#### TASK REQUIREMENTS
Collect each line of the records containing the string "blue".

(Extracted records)
------
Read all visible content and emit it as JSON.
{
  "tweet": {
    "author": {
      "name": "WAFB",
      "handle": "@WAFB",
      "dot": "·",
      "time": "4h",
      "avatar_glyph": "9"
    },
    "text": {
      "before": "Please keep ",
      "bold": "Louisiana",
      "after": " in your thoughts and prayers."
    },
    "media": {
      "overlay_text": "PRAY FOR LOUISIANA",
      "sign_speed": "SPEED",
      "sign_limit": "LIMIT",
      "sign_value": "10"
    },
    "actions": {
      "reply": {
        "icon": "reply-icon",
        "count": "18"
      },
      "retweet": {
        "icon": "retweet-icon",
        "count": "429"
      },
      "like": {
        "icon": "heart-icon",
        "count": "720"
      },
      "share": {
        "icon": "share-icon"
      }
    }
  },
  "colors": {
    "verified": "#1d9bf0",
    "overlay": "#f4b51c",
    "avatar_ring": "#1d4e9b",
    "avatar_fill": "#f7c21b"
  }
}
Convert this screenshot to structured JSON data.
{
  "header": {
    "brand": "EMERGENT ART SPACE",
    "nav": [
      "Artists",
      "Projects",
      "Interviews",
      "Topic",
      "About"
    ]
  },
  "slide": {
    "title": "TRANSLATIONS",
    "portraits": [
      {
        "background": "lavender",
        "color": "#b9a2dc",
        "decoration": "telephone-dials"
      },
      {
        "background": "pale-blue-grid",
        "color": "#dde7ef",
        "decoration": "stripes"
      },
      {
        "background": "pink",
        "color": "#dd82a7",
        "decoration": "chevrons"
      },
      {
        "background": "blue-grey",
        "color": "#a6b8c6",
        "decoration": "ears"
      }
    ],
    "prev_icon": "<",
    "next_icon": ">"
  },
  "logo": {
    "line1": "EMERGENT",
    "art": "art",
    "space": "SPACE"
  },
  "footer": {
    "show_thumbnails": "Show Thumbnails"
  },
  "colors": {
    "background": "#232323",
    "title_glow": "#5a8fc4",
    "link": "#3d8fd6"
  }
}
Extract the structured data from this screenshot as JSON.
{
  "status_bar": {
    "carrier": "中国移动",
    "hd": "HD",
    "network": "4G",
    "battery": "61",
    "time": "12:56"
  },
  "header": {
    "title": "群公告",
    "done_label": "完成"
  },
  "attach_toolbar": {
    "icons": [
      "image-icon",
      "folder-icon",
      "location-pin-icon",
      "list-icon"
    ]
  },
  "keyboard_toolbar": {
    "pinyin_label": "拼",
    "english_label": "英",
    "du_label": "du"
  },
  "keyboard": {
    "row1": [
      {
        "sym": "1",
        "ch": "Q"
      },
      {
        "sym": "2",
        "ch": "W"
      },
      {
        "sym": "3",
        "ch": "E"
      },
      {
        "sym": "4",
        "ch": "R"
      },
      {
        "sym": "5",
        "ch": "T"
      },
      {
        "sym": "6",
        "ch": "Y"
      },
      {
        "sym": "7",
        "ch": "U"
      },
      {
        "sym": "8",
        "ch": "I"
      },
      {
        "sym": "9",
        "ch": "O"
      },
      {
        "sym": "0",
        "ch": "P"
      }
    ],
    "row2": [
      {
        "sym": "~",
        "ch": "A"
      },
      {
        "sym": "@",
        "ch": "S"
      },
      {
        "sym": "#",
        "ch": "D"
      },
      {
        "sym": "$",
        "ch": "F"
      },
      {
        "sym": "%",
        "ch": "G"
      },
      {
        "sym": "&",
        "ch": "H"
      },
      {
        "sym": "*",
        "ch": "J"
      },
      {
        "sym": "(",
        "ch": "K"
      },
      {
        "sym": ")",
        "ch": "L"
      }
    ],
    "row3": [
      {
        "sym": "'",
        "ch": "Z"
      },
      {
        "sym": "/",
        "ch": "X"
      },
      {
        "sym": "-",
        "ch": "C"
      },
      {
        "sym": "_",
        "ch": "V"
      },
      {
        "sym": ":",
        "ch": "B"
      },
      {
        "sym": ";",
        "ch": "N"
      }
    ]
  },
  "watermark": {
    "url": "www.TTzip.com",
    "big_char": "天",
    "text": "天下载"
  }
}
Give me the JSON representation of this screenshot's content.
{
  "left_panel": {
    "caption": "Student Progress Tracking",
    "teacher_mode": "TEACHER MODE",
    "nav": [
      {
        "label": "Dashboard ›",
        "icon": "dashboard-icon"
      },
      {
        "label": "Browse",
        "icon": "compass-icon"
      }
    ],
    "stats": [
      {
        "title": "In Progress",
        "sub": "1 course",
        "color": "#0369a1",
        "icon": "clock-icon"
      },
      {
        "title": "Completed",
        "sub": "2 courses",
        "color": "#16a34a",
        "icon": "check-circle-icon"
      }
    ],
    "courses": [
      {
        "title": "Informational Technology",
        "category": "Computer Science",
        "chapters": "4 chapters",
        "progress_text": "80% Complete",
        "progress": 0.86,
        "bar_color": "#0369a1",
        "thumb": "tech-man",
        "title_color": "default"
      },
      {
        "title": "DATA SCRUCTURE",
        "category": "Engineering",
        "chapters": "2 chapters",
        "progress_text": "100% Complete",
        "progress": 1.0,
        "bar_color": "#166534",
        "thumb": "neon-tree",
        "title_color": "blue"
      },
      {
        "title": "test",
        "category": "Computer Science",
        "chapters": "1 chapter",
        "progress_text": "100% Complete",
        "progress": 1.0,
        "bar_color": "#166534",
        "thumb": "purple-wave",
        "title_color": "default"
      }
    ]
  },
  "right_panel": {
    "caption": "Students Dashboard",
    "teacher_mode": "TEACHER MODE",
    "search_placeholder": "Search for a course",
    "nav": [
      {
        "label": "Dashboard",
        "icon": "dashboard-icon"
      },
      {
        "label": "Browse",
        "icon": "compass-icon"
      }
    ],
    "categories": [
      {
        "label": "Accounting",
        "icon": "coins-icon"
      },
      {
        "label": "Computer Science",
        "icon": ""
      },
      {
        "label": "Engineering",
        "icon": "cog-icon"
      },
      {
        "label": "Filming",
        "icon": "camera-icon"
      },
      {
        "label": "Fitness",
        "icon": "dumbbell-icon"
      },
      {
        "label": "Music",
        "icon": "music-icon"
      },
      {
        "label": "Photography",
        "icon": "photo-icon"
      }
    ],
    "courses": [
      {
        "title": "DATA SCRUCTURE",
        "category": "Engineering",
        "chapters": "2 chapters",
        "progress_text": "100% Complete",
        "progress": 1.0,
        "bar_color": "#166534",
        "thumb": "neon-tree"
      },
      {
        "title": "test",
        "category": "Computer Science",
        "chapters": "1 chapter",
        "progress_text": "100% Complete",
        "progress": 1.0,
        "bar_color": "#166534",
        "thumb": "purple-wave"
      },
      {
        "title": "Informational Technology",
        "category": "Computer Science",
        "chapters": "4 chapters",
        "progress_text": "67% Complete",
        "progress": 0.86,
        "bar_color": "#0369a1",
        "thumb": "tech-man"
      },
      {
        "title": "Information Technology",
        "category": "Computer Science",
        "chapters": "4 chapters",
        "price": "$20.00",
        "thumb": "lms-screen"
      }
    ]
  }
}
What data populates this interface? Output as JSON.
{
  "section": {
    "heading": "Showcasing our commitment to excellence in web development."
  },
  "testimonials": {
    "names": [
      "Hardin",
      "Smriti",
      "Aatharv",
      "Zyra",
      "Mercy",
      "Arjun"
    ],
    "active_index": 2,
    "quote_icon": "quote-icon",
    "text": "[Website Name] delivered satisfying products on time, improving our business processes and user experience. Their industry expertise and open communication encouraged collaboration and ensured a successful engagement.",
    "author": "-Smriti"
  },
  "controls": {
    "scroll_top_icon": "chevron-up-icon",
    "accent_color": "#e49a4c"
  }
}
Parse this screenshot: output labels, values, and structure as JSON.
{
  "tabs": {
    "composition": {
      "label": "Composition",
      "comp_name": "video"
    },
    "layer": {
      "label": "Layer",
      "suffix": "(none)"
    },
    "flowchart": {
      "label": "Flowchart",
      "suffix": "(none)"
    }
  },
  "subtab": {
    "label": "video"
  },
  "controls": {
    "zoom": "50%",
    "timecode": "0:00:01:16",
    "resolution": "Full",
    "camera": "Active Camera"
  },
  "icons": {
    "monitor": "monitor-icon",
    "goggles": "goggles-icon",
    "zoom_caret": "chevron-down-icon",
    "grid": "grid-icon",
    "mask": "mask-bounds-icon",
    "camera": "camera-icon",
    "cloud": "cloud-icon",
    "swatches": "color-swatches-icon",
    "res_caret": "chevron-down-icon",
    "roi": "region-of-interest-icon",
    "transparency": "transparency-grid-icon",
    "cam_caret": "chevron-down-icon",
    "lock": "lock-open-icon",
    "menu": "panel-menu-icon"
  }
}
------
#### TASK OUTPUT
        "background": "pale-blue-grid",
        "background": "blue-grey",
        "title_color": "blue"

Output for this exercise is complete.